The task
From the listing below, extract each entry exactly as written, minus the images.

(Records)
* Begin *
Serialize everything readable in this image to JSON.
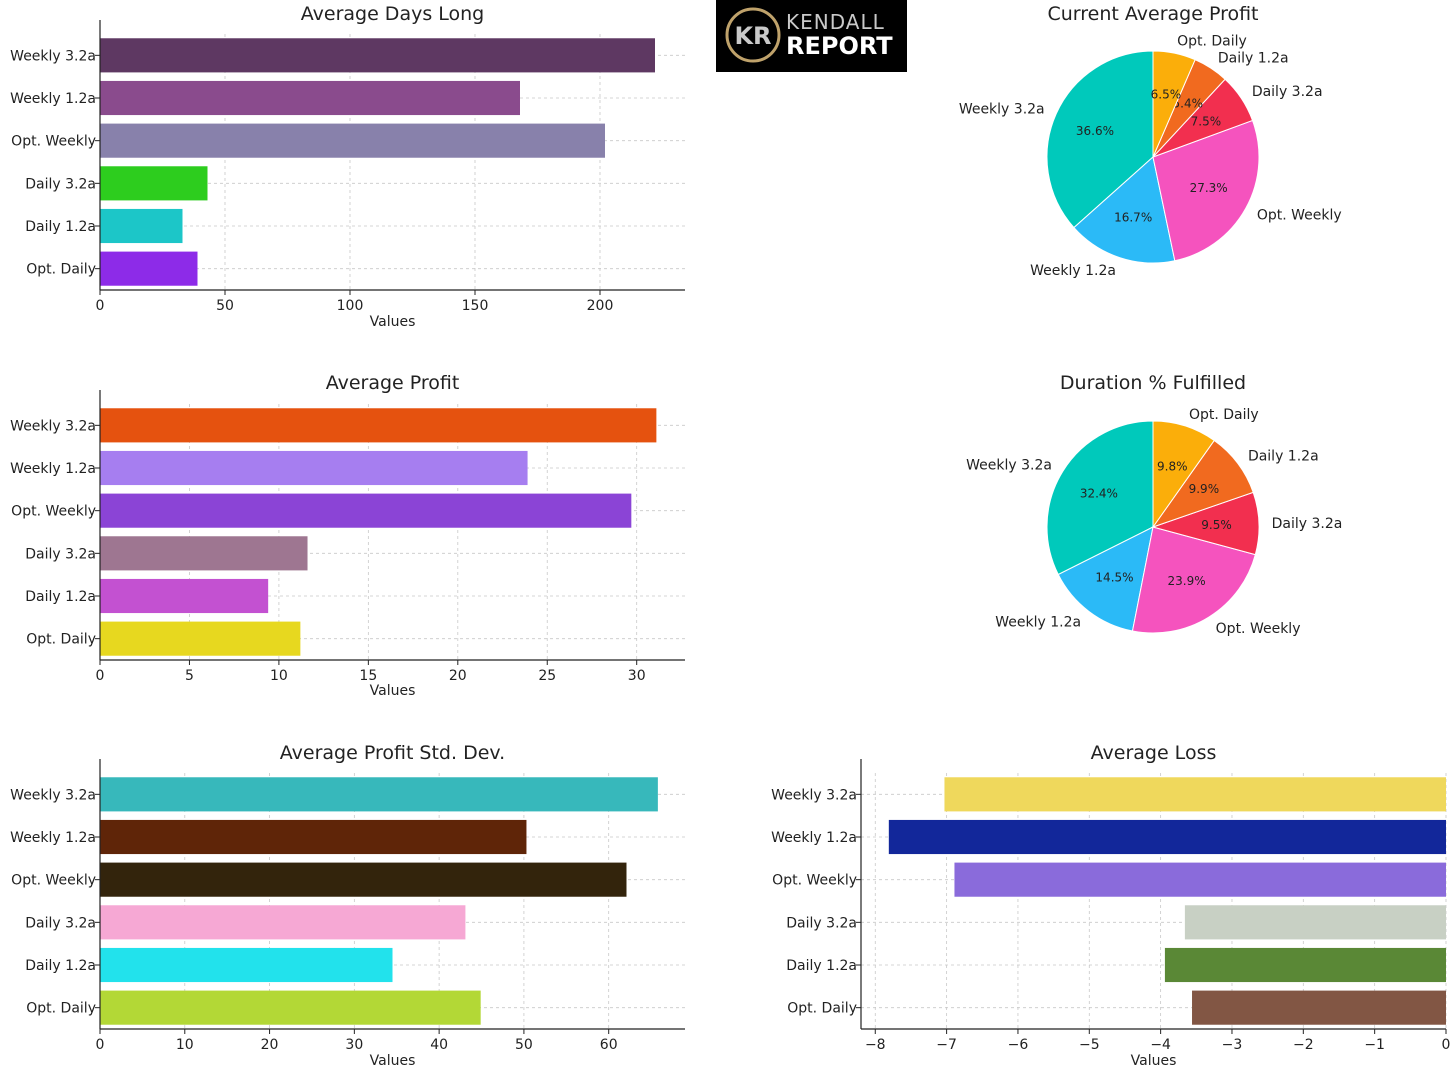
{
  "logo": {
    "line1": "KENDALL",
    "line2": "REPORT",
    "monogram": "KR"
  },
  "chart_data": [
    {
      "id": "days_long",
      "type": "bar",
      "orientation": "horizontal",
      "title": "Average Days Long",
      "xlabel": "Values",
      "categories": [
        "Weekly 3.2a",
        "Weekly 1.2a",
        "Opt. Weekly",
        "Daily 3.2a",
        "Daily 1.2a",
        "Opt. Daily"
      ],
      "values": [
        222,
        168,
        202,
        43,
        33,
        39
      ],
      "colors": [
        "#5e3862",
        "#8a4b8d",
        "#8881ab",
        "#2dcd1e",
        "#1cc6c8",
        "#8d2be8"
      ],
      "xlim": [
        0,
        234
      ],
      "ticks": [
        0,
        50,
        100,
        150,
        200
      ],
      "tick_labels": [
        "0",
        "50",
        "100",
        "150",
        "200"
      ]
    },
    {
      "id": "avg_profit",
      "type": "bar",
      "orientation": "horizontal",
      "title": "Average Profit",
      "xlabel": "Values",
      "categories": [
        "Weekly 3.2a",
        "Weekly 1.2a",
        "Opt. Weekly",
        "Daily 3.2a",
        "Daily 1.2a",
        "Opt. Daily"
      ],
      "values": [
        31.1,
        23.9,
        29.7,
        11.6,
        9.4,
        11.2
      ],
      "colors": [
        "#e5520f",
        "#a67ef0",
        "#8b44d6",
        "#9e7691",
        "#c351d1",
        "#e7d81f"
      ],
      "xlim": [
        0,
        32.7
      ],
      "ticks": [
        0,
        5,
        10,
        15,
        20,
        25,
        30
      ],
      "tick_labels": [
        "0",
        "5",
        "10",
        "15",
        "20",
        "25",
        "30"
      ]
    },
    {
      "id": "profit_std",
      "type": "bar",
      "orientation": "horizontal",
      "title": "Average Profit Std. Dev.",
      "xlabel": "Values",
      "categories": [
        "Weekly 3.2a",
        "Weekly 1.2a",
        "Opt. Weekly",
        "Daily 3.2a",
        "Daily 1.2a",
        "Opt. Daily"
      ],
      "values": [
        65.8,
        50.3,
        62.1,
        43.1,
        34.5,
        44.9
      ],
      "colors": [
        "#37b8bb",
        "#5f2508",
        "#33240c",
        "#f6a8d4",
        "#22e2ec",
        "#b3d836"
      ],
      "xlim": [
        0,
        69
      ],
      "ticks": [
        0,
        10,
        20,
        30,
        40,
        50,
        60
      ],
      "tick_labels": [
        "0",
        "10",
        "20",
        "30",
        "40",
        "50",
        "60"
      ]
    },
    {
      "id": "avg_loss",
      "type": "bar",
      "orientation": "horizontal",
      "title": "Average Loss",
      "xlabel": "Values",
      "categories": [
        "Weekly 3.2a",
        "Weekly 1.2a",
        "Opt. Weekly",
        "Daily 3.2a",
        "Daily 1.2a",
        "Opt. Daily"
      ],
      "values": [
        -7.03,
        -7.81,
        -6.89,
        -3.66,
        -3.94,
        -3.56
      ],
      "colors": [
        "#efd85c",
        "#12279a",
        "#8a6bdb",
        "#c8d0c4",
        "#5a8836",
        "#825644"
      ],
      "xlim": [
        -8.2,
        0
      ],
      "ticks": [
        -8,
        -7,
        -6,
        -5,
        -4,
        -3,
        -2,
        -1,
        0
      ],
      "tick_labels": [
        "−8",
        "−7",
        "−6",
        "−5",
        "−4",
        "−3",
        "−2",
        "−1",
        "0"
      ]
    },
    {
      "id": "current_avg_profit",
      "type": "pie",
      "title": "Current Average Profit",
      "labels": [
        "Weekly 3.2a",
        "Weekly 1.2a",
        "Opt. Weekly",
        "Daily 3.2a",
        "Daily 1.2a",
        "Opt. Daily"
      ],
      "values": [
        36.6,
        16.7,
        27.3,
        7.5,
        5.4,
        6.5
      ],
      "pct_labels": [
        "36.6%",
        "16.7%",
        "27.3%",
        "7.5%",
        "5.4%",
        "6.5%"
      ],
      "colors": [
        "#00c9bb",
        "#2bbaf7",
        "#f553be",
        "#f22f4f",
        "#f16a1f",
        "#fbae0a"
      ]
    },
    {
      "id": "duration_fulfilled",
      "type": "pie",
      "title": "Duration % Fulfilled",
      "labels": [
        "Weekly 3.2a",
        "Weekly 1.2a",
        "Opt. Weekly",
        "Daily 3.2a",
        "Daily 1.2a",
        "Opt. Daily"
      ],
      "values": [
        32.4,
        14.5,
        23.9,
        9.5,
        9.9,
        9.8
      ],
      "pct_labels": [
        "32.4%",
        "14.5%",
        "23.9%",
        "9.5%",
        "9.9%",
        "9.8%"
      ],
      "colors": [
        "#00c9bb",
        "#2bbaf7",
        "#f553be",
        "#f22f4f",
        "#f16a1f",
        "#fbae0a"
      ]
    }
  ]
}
* End *
Full solution
Serialize everything readable in this image to JSON.
{
  "logo": {
    "line1": "KENDALL",
    "line2": "REPORT",
    "monogram": "KR"
  },
  "chart_data": [
    {
      "id": "days_long",
      "type": "bar",
      "orientation": "horizontal",
      "title": "Average Days Long",
      "xlabel": "Values",
      "categories": [
        "Weekly 3.2a",
        "Weekly 1.2a",
        "Opt. Weekly",
        "Daily 3.2a",
        "Daily 1.2a",
        "Opt. Daily"
      ],
      "values": [
        222,
        168,
        202,
        43,
        33,
        39
      ],
      "colors": [
        "#5e3862",
        "#8a4b8d",
        "#8881ab",
        "#2dcd1e",
        "#1cc6c8",
        "#8d2be8"
      ],
      "xlim": [
        0,
        234
      ],
      "ticks": [
        0,
        50,
        100,
        150,
        200
      ],
      "tick_labels": [
        "0",
        "50",
        "100",
        "150",
        "200"
      ]
    },
    {
      "id": "avg_profit",
      "type": "bar",
      "orientation": "horizontal",
      "title": "Average Profit",
      "xlabel": "Values",
      "categories": [
        "Weekly 3.2a",
        "Weekly 1.2a",
        "Opt. Weekly",
        "Daily 3.2a",
        "Daily 1.2a",
        "Opt. Daily"
      ],
      "values": [
        31.1,
        23.9,
        29.7,
        11.6,
        9.4,
        11.2
      ],
      "colors": [
        "#e5520f",
        "#a67ef0",
        "#8b44d6",
        "#9e7691",
        "#c351d1",
        "#e7d81f"
      ],
      "xlim": [
        0,
        32.7
      ],
      "ticks": [
        0,
        5,
        10,
        15,
        20,
        25,
        30
      ],
      "tick_labels": [
        "0",
        "5",
        "10",
        "15",
        "20",
        "25",
        "30"
      ]
    },
    {
      "id": "profit_std",
      "type": "bar",
      "orientation": "horizontal",
      "title": "Average Profit Std. Dev.",
      "xlabel": "Values",
      "categories": [
        "Weekly 3.2a",
        "Weekly 1.2a",
        "Opt. Weekly",
        "Daily 3.2a",
        "Daily 1.2a",
        "Opt. Daily"
      ],
      "values": [
        65.8,
        50.3,
        62.1,
        43.1,
        34.5,
        44.9
      ],
      "colors": [
        "#37b8bb",
        "#5f2508",
        "#33240c",
        "#f6a8d4",
        "#22e2ec",
        "#b3d836"
      ],
      "xlim": [
        0,
        69
      ],
      "ticks": [
        0,
        10,
        20,
        30,
        40,
        50,
        60
      ],
      "tick_labels": [
        "0",
        "10",
        "20",
        "30",
        "40",
        "50",
        "60"
      ]
    },
    {
      "id": "avg_loss",
      "type": "bar",
      "orientation": "horizontal",
      "title": "Average Loss",
      "xlabel": "Values",
      "categories": [
        "Weekly 3.2a",
        "Weekly 1.2a",
        "Opt. Weekly",
        "Daily 3.2a",
        "Daily 1.2a",
        "Opt. Daily"
      ],
      "values": [
        -7.03,
        -7.81,
        -6.89,
        -3.66,
        -3.94,
        -3.56
      ],
      "colors": [
        "#efd85c",
        "#12279a",
        "#8a6bdb",
        "#c8d0c4",
        "#5a8836",
        "#825644"
      ],
      "xlim": [
        -8.2,
        0
      ],
      "ticks": [
        -8,
        -7,
        -6,
        -5,
        -4,
        -3,
        -2,
        -1,
        0
      ],
      "tick_labels": [
        "−8",
        "−7",
        "−6",
        "−5",
        "−4",
        "−3",
        "−2",
        "−1",
        "0"
      ]
    },
    {
      "id": "current_avg_profit",
      "type": "pie",
      "title": "Current Average Profit",
      "labels": [
        "Weekly 3.2a",
        "Weekly 1.2a",
        "Opt. Weekly",
        "Daily 3.2a",
        "Daily 1.2a",
        "Opt. Daily"
      ],
      "values": [
        36.6,
        16.7,
        27.3,
        7.5,
        5.4,
        6.5
      ],
      "pct_labels": [
        "36.6%",
        "16.7%",
        "27.3%",
        "7.5%",
        "5.4%",
        "6.5%"
      ],
      "colors": [
        "#00c9bb",
        "#2bbaf7",
        "#f553be",
        "#f22f4f",
        "#f16a1f",
        "#fbae0a"
      ]
    },
    {
      "id": "duration_fulfilled",
      "type": "pie",
      "title": "Duration % Fulfilled",
      "labels": [
        "Weekly 3.2a",
        "Weekly 1.2a",
        "Opt. Weekly",
        "Daily 3.2a",
        "Daily 1.2a",
        "Opt. Daily"
      ],
      "values": [
        32.4,
        14.5,
        23.9,
        9.5,
        9.9,
        9.8
      ],
      "pct_labels": [
        "32.4%",
        "14.5%",
        "23.9%",
        "9.5%",
        "9.9%",
        "9.8%"
      ],
      "colors": [
        "#00c9bb",
        "#2bbaf7",
        "#f553be",
        "#f22f4f",
        "#f16a1f",
        "#fbae0a"
      ]
    }
  ]
}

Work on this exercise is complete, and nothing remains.